* Task *
Exact repetition is required: output every record in full.

[Rows from a dataset]

--- START ---

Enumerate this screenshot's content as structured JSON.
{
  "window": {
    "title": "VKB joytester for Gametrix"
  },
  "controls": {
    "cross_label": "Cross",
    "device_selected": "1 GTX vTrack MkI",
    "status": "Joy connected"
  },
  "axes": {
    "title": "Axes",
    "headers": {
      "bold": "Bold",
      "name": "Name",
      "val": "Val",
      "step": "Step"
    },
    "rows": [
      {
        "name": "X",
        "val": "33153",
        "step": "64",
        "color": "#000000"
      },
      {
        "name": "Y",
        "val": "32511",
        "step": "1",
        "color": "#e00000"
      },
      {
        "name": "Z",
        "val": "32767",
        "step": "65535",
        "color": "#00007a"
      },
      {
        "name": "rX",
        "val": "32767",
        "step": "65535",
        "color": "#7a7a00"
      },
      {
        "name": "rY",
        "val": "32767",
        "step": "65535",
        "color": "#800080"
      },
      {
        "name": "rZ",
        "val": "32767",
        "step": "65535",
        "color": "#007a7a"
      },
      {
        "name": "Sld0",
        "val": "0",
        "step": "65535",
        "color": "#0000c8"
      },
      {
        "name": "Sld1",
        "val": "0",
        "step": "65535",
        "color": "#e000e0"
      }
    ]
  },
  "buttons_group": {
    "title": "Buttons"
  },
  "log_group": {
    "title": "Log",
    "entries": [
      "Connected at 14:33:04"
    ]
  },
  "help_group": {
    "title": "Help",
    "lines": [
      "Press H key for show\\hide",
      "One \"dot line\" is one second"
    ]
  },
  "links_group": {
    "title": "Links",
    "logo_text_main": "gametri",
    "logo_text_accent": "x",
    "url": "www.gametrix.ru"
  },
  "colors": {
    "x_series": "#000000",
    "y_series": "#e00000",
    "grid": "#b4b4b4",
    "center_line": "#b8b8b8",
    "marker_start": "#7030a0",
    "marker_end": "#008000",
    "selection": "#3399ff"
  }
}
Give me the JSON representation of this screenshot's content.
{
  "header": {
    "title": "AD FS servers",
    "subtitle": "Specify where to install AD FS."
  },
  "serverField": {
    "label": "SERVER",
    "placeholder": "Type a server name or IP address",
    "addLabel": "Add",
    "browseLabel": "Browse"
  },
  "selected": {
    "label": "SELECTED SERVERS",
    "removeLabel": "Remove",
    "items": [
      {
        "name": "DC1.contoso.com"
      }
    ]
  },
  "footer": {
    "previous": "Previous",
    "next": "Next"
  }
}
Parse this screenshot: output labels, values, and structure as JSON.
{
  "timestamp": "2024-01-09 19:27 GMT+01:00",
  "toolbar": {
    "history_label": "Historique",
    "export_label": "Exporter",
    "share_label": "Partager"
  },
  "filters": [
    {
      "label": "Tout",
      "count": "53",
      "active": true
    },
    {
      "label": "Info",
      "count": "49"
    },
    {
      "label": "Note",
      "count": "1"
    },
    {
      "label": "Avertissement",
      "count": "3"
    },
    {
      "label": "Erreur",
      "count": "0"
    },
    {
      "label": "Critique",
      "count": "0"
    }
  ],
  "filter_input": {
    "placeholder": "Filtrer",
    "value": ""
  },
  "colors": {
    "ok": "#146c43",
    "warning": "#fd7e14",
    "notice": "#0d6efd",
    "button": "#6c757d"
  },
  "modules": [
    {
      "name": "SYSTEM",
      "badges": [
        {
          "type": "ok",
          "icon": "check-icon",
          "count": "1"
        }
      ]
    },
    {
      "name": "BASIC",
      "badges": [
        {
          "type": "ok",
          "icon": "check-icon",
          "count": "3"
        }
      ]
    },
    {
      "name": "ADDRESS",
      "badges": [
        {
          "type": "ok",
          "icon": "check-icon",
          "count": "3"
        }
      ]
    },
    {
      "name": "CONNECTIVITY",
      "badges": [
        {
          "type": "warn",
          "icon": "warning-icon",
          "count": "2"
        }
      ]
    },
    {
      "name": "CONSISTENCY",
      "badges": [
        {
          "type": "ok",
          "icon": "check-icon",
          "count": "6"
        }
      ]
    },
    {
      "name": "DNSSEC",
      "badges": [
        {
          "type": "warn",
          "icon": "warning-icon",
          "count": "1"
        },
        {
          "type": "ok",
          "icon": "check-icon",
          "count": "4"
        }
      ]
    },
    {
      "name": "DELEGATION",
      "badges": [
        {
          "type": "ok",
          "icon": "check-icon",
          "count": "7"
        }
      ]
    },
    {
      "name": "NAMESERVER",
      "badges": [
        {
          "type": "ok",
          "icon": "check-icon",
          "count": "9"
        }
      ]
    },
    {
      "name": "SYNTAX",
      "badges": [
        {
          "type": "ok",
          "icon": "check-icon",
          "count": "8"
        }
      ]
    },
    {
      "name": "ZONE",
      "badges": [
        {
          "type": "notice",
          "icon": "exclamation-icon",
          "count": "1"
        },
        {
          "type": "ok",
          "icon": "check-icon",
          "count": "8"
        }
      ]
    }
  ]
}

--- END ---

* Exercise result *
Enumerate this screenshot's content as structured JSON.
{
  "window": {
    "title": "VKB joytester for Gametrix"
  },
  "controls": {
    "cross_label": "Cross",
    "device_selected": "1 GTX vTrack MkI",
    "status": "Joy connected"
  },
  "axes": {
    "title": "Axes",
    "headers": {
      "bold": "Bold",
      "name": "Name",
      "val": "Val",
      "step": "Step"
    },
    "rows": [
      {
        "name": "X",
        "val": "33153",
        "step": "64",
        "color": "#000000"
      },
      {
        "name": "Y",
        "val": "32511",
        "step": "1",
        "color": "#e00000"
      },
      {
        "name": "Z",
        "val": "32767",
        "step": "65535",
        "color": "#00007a"
      },
      {
        "name": "rX",
        "val": "32767",
        "step": "65535",
        "color": "#7a7a00"
      },
      {
        "name": "rY",
        "val": "32767",
        "step": "65535",
        "color": "#800080"
      },
      {
        "name": "rZ",
        "val": "32767",
        "step": "65535",
        "color": "#007a7a"
      },
      {
        "name": "Sld0",
        "val": "0",
        "step": "65535",
        "color": "#0000c8"
      },
      {
        "name": "Sld1",
        "val": "0",
        "step": "65535",
        "color": "#e000e0"
      }
    ]
  },
  "buttons_group": {
    "title": "Buttons"
  },
  "log_group": {
    "title": "Log",
    "entries": [
      "Connected at 14:33:04"
    ]
  },
  "help_group": {
    "title": "Help",
    "lines": [
      "Press H key for show\\hide",
      "One \"dot line\" is one second"
    ]
  },
  "links_group": {
    "title": "Links",
    "logo_text_main": "gametri",
    "logo_text_accent": "x",
    "url": "www.gametrix.ru"
  },
  "colors": {
    "x_series": "#000000",
    "y_series": "#e00000",
    "grid": "#b4b4b4",
    "center_line": "#b8b8b8",
    "marker_start": "#7030a0",
    "marker_end": "#008000",
    "selection": "#3399ff"
  }
}
Give me the JSON representation of this screenshot's content.
{
  "header": {
    "title": "AD FS servers",
    "subtitle": "Specify where to install AD FS."
  },
  "serverField": {
    "label": "SERVER",
    "placeholder": "Type a server name or IP address",
    "addLabel": "Add",
    "browseLabel": "Browse"
  },
  "selected": {
    "label": "SELECTED SERVERS",
    "removeLabel": "Remove",
    "items": [
      {
        "name": "DC1.contoso.com"
      }
    ]
  },
  "footer": {
    "previous": "Previous",
    "next": "Next"
  }
}
Parse this screenshot: output labels, values, and structure as JSON.
{
  "timestamp": "2024-01-09 19:27 GMT+01:00",
  "toolbar": {
    "history_label": "Historique",
    "export_label": "Exporter",
    "share_label": "Partager"
  },
  "filters": [
    {
      "label": "Tout",
      "count": "53",
      "active": true
    },
    {
      "label": "Info",
      "count": "49"
    },
    {
      "label": "Note",
      "count": "1"
    },
    {
      "label": "Avertissement",
      "count": "3"
    },
    {
      "label": "Erreur",
      "count": "0"
    },
    {
      "label": "Critique",
      "count": "0"
    }
  ],
  "filter_input": {
    "placeholder": "Filtrer",
    "value": ""
  },
  "colors": {
    "ok": "#146c43",
    "warning": "#fd7e14",
    "notice": "#0d6efd",
    "button": "#6c757d"
  },
  "modules": [
    {
      "name": "SYSTEM",
      "badges": [
        {
          "type": "ok",
          "icon": "check-icon",
          "count": "1"
        }
      ]
    },
    {
      "name": "BASIC",
      "badges": [
        {
          "type": "ok",
          "icon": "check-icon",
          "count": "3"
        }
      ]
    },
    {
      "name": "ADDRESS",
      "badges": [
        {
          "type": "ok",
          "icon": "check-icon",
          "count": "3"
        }
      ]
    },
    {
      "name": "CONNECTIVITY",
      "badges": [
        {
          "type": "warn",
          "icon": "warning-icon",
          "count": "2"
        }
      ]
    },
    {
      "name": "CONSISTENCY",
      "badges": [
        {
          "type": "ok",
          "icon": "check-icon",
          "count": "6"
        }
      ]
    },
    {
      "name": "DNSSEC",
      "badges": [
        {
          "type": "warn",
          "icon": "warning-icon",
          "count": "1"
        },
        {
          "type": "ok",
          "icon": "check-icon",
          "count": "4"
        }
      ]
    },
    {
      "name": "DELEGATION",
      "badges": [
        {
          "type": "ok",
          "icon": "check-icon",
          "count": "7"
        }
      ]
    },
    {
      "name": "NAMESERVER",
      "badges": [
        {
          "type": "ok",
          "icon": "check-icon",
          "count": "9"
        }
      ]
    },
    {
      "name": "SYNTAX",
      "badges": [
        {
          "type": "ok",
          "icon": "check-icon",
          "count": "8"
        }
      ]
    },
    {
      "name": "ZONE",
      "badges": [
        {
          "type": "notice",
          "icon": "exclamation-icon",
          "count": "1"
        },
        {
          "type": "ok",
          "icon": "check-icon",
          "count": "8"
        }
      ]
    }
  ]
}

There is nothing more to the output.